**Document extract**

:::::

Vietnam, a unwinnable war?

marathag

Banned
Soviets tried to help sweep the lanes open OTL.
Not too successful, either.
I recall a factoid that a solar flare removed more USN mines tha the Soviet efforts.
 
And the US stays in place forever in Laos and Cambodia? Because once we leave, the trail can be restarted.
Your entire position requires the logical fallacy of arguing to the center while likewise appealing to some imaginary agreed upon basis of discussion with no documentation to back it up
 
Vietnam could've been won if the US had invaded the Ho Chi Minh trail in 67/68 and defeated the subsequent VC/NVA attempt to reopen it
I agree, but it was not only that, the bomber campaigns should be unrestricted, destroying anything of any value to the enemy, and also permanently occupying positions across the border, instead of killing the NVA and withdrawing from the site, so that in a few days the NVAs can come back and reoccupy, as in Burguer Hill
 
So the US invades Laos and Cambodia earlier and makes even more people hate them earlier and not support the South Vietnamese government?

:::::

**Input**
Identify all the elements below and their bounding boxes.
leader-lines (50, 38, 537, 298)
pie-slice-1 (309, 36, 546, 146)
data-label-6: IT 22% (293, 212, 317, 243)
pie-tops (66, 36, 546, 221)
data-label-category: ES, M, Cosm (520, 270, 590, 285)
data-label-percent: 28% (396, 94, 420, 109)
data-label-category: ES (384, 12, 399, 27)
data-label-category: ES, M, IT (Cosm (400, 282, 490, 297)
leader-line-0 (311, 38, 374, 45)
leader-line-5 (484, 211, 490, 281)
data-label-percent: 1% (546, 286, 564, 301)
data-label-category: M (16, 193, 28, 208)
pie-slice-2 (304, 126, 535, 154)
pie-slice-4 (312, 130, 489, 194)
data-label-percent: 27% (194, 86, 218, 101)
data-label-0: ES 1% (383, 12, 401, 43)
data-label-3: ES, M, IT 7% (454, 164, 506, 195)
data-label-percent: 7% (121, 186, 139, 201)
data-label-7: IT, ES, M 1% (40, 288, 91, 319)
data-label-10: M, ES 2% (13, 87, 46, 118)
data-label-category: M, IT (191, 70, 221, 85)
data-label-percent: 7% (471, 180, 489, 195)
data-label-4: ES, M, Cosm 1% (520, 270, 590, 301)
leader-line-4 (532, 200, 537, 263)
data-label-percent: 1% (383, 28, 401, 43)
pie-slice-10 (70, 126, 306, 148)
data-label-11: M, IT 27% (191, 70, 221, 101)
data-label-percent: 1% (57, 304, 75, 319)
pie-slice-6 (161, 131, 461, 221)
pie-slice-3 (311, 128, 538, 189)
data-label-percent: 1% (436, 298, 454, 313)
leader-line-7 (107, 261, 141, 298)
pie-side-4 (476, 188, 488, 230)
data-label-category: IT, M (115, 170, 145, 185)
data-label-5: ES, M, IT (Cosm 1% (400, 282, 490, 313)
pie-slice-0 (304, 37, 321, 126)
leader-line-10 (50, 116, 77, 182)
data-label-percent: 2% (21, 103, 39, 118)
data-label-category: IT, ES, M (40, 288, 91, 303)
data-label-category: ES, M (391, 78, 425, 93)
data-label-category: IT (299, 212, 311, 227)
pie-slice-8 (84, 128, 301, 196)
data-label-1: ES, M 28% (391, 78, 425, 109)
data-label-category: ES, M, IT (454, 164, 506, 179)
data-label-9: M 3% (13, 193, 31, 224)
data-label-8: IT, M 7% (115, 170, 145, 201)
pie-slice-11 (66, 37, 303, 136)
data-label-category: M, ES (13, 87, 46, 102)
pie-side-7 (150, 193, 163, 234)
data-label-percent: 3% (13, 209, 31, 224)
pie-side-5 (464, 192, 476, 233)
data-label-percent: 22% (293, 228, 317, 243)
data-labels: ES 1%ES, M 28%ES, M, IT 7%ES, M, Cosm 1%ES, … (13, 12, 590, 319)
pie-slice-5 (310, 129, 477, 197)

:::::

**Tasks and exercises**
**1)** In the Vietnam War thread, swap "solar flare" for "typhoon" in the passage that begins with the words containing "I recall a factoid" and ends with "can be restarted.", and give that passage back with the change.
**2)** Turn the rows, from the first one through the line containing "data-label-category: ES (384, 12, 399, 27)", into a Markdown table with the columns Number and Entry, leaving out any blank lines.

**Answers to the exercise**
**1)**
I recall a factoid that a typhoon removed more USN mines tha the Soviet efforts.
 
And the US stays in place forever in Laos and Cambodia? Because once we leave, the trail can be restarted.

**2)**
| Number | Entry |
|---|---|
| 1 | Identify all the elements below and their bounding boxes. |
| 2 | leader-lines (50, 38, 537, 298) |
| 3 | pie-slice-1 (309, 36, 546, 146) |
| 4 | data-label-6: IT 22% (293, 212, 317, 243) |
| 5 | pie-tops (66, 36, 546, 221) |
| 6 | data-label-category: ES, M, Cosm (520, 270, 590, 285) |
| 7 | data-label-percent: 28% (396, 94, 420, 109) |
| 8 | data-label-category: ES (384, 12, 399, 27) |